Directive = Can you reproduce each of the entries below word for word, leaving every line unchanged?

Entries supplied =
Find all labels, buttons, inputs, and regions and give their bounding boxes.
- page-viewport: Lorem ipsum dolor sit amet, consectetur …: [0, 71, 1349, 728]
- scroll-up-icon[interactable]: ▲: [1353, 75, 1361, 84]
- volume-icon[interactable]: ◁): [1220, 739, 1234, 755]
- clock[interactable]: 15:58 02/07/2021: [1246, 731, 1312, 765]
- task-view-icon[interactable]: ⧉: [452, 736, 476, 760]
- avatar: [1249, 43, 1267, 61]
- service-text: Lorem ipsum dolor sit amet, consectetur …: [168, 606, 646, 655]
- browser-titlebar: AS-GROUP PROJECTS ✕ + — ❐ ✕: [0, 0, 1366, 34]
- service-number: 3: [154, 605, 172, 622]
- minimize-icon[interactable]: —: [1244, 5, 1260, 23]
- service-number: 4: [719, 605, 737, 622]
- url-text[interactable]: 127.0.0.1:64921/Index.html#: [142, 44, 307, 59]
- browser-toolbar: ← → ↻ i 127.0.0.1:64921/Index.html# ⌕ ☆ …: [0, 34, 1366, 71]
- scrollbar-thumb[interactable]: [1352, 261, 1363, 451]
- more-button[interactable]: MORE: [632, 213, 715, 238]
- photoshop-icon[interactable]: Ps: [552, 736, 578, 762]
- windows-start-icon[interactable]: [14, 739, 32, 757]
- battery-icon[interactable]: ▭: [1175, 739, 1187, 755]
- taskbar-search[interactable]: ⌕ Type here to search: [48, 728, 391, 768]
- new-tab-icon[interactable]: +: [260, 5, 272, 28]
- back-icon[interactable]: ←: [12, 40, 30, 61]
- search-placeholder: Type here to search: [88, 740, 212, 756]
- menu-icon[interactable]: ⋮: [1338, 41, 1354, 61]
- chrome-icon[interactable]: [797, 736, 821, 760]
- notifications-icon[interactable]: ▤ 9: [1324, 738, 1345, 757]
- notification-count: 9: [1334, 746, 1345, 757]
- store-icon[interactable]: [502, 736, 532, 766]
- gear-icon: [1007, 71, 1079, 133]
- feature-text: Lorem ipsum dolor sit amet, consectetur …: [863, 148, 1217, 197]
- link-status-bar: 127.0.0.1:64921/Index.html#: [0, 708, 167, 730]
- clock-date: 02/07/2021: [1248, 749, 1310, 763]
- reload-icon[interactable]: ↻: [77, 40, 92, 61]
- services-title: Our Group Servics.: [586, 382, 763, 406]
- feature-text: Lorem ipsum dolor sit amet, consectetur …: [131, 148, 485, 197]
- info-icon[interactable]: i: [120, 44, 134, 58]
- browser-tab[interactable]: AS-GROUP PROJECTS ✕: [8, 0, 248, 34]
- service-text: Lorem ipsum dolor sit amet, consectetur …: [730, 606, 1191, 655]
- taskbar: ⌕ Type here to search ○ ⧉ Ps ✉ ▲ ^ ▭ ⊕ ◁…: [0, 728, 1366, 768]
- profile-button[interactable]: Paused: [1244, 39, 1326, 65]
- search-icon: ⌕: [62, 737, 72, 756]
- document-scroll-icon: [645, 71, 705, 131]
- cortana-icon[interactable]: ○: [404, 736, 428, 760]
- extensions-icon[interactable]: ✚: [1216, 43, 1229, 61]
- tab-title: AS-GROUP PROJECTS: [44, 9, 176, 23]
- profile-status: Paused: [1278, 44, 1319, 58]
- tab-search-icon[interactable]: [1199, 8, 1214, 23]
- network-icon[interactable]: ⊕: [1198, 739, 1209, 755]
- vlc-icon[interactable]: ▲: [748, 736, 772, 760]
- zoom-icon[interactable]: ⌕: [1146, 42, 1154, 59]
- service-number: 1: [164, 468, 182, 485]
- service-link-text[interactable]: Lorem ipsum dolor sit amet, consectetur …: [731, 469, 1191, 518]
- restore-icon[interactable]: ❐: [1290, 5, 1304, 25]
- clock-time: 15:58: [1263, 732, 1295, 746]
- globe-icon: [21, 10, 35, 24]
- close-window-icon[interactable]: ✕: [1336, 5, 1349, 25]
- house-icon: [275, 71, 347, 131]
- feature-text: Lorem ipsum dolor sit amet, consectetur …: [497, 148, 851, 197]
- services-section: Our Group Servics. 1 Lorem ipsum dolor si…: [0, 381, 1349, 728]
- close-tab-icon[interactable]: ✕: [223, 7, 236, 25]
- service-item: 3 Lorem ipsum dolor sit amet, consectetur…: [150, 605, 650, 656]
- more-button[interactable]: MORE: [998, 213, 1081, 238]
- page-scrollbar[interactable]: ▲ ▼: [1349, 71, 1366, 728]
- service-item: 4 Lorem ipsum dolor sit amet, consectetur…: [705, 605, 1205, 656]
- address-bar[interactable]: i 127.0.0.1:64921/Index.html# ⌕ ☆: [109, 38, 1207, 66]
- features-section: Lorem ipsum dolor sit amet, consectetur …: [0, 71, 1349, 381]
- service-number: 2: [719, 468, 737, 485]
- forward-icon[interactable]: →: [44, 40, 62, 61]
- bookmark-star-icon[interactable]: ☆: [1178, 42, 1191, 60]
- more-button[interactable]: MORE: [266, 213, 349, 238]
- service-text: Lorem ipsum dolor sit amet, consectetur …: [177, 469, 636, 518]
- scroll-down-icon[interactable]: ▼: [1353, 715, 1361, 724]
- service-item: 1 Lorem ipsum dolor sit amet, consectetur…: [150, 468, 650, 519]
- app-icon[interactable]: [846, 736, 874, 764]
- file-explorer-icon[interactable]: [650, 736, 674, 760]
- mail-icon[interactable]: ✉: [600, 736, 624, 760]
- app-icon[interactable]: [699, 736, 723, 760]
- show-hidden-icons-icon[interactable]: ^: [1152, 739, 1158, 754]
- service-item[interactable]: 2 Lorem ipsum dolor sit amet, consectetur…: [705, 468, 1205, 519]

Full answer =
Find all labels, buttons, inputs, and regions and give their bounding boxes.
- page-viewport: Lorem ipsum dolor sit amet, consectetur …: [0, 71, 1349, 728]
- scroll-up-icon[interactable]: ▲: [1353, 75, 1361, 84]
- volume-icon[interactable]: ◁): [1220, 739, 1234, 755]
- clock[interactable]: 15:58 02/07/2021: [1246, 731, 1312, 765]
- task-view-icon[interactable]: ⧉: [452, 736, 476, 760]
- avatar: [1249, 43, 1267, 61]
- service-text: Lorem ipsum dolor sit amet, consectetur …: [168, 606, 646, 655]
- browser-titlebar: AS-GROUP PROJECTS ✕ + — ❐ ✕: [0, 0, 1366, 34]
- service-number: 3: [154, 605, 172, 622]
- minimize-icon[interactable]: —: [1244, 5, 1260, 23]
- service-number: 4: [719, 605, 737, 622]
- url-text[interactable]: 127.0.0.1:64921/Index.html#: [142, 44, 307, 59]
- browser-toolbar: ← → ↻ i 127.0.0.1:64921/Index.html# ⌕ ☆ …: [0, 34, 1366, 71]
- scrollbar-thumb[interactable]: [1352, 261, 1363, 451]
- more-button[interactable]: MORE: [632, 213, 715, 238]
- photoshop-icon[interactable]: Ps: [552, 736, 578, 762]
- windows-start-icon[interactable]: [14, 739, 32, 757]
- battery-icon[interactable]: ▭: [1175, 739, 1187, 755]
- taskbar-search[interactable]: ⌕ Type here to search: [48, 728, 391, 768]
- new-tab-icon[interactable]: +: [260, 5, 272, 28]
- back-icon[interactable]: ←: [12, 40, 30, 61]
- search-placeholder: Type here to search: [88, 740, 212, 756]
- menu-icon[interactable]: ⋮: [1338, 41, 1354, 61]
- chrome-icon[interactable]: [797, 736, 821, 760]
- notifications-icon[interactable]: ▤ 9: [1324, 738, 1345, 757]
- notification-count: 9: [1334, 746, 1345, 757]
- store-icon[interactable]: [502, 736, 532, 766]
- gear-icon: [1007, 71, 1079, 133]
- feature-text: Lorem ipsum dolor sit amet, consectetur …: [863, 148, 1217, 197]
- link-status-bar: 127.0.0.1:64921/Index.html#: [0, 708, 167, 730]
- clock-date: 02/07/2021: [1248, 749, 1310, 763]
- reload-icon[interactable]: ↻: [77, 40, 92, 61]
- services-title: Our Group Servics.: [586, 382, 763, 406]
- feature-text: Lorem ipsum dolor sit amet, consectetur …: [131, 148, 485, 197]
- info-icon[interactable]: i: [120, 44, 134, 58]
- browser-tab[interactable]: AS-GROUP PROJECTS ✕: [8, 0, 248, 34]
- service-text: Lorem ipsum dolor sit amet, consectetur …: [730, 606, 1191, 655]
- taskbar: ⌕ Type here to search ○ ⧉ Ps ✉ ▲ ^ ▭ ⊕ ◁…: [0, 728, 1366, 768]
- profile-button[interactable]: Paused: [1244, 39, 1326, 65]
- search-icon: ⌕: [62, 737, 72, 756]
- document-scroll-icon: [645, 71, 705, 131]
- cortana-icon[interactable]: ○: [404, 736, 428, 760]
- extensions-icon[interactable]: ✚: [1216, 43, 1229, 61]
- tab-title: AS-GROUP PROJECTS: [44, 9, 176, 23]
- profile-status: Paused: [1278, 44, 1319, 58]
- tab-search-icon[interactable]: [1199, 8, 1214, 23]
- network-icon[interactable]: ⊕: [1198, 739, 1209, 755]
- vlc-icon[interactable]: ▲: [748, 736, 772, 760]
- zoom-icon[interactable]: ⌕: [1146, 42, 1154, 59]
- service-number: 1: [164, 468, 182, 485]
- service-link-text[interactable]: Lorem ipsum dolor sit amet, consectetur …: [731, 469, 1191, 518]
- restore-icon[interactable]: ❐: [1290, 5, 1304, 25]
- clock-time: 15:58: [1263, 732, 1295, 746]
- globe-icon: [21, 10, 35, 24]
- close-window-icon[interactable]: ✕: [1336, 5, 1349, 25]
- house-icon: [275, 71, 347, 131]
- feature-text: Lorem ipsum dolor sit amet, consectetur …: [497, 148, 851, 197]
- services-section: Our Group Servics. 1 Lorem ipsum dolor si…: [0, 381, 1349, 728]
- close-tab-icon[interactable]: ✕: [223, 7, 236, 25]
- service-item: 3 Lorem ipsum dolor sit amet, consectetur…: [150, 605, 650, 656]
- more-button[interactable]: MORE: [998, 213, 1081, 238]
- page-scrollbar[interactable]: ▲ ▼: [1349, 71, 1366, 728]
- service-item: 4 Lorem ipsum dolor sit amet, consectetur…: [705, 605, 1205, 656]
- address-bar[interactable]: i 127.0.0.1:64921/Index.html# ⌕ ☆: [109, 38, 1207, 66]
- features-section: Lorem ipsum dolor sit amet, consectetur …: [0, 71, 1349, 381]
- service-number: 2: [719, 468, 737, 485]
- forward-icon[interactable]: →: [44, 40, 62, 61]
- bookmark-star-icon[interactable]: ☆: [1178, 42, 1191, 60]
- more-button[interactable]: MORE: [266, 213, 349, 238]
- service-text: Lorem ipsum dolor sit amet, consectetur …: [177, 469, 636, 518]
- scroll-down-icon[interactable]: ▼: [1353, 715, 1361, 724]
- service-item: 1 Lorem ipsum dolor sit amet, consectetur…: [150, 468, 650, 519]
- app-icon[interactable]: [846, 736, 874, 764]
- file-explorer-icon[interactable]: [650, 736, 674, 760]
- mail-icon[interactable]: ✉: [600, 736, 624, 760]
- app-icon[interactable]: [699, 736, 723, 760]
- show-hidden-icons-icon[interactable]: ^: [1152, 739, 1158, 754]
- service-item[interactable]: 2 Lorem ipsum dolor sit amet, consectetur…: [705, 468, 1205, 519]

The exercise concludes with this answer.